Stated goal: Search the material below for the word "Week". Copy every line that has it.

Given records:

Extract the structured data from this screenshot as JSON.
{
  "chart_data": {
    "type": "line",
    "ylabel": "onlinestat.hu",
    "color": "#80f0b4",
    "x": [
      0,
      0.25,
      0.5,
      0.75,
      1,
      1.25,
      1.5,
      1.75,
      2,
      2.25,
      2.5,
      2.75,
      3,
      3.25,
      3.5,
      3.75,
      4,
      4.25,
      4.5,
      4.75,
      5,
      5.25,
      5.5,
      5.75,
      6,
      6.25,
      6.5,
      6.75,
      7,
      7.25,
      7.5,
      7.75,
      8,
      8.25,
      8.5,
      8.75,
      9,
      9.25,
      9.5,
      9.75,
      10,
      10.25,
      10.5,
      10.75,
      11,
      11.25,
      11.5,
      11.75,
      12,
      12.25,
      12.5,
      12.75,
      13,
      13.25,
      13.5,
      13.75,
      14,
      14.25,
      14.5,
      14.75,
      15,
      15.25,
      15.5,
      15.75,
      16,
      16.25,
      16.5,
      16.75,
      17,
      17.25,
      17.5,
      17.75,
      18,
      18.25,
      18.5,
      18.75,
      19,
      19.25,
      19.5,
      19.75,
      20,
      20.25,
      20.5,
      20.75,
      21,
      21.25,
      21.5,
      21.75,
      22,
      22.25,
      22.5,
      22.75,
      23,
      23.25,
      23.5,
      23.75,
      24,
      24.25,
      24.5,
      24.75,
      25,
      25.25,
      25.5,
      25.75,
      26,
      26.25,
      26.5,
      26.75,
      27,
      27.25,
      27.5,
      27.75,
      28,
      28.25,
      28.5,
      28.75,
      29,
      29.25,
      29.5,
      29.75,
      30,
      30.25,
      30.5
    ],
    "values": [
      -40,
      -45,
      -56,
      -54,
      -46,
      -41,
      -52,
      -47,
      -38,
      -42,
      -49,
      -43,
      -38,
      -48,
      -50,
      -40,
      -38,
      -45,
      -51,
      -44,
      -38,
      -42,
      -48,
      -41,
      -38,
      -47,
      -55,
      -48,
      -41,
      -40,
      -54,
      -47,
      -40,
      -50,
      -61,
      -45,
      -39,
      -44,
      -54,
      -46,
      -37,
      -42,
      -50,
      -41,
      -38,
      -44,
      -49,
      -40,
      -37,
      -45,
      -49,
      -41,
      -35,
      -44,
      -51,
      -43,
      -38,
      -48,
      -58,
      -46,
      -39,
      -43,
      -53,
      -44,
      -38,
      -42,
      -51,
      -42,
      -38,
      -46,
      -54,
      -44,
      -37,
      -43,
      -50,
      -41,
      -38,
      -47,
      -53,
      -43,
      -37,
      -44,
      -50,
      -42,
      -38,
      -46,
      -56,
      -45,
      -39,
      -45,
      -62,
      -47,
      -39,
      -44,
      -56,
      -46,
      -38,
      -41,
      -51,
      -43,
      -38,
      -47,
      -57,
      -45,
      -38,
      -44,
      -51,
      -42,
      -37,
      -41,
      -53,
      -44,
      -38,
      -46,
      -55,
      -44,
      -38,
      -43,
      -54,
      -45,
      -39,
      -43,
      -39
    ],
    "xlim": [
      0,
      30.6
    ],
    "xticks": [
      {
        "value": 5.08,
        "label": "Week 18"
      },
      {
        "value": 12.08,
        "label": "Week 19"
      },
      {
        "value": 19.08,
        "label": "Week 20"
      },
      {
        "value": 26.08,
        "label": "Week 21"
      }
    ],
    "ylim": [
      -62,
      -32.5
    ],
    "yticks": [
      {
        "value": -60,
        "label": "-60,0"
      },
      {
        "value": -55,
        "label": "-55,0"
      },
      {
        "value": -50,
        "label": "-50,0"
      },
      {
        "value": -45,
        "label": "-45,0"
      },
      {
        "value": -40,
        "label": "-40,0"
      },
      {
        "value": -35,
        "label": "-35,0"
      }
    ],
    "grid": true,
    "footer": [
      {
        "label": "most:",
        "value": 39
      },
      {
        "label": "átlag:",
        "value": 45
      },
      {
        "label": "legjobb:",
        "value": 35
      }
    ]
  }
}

Expected output:
        "label": "Week 18"
        "label": "Week 19"
        "label": "Week 20"
        "label": "Week 21"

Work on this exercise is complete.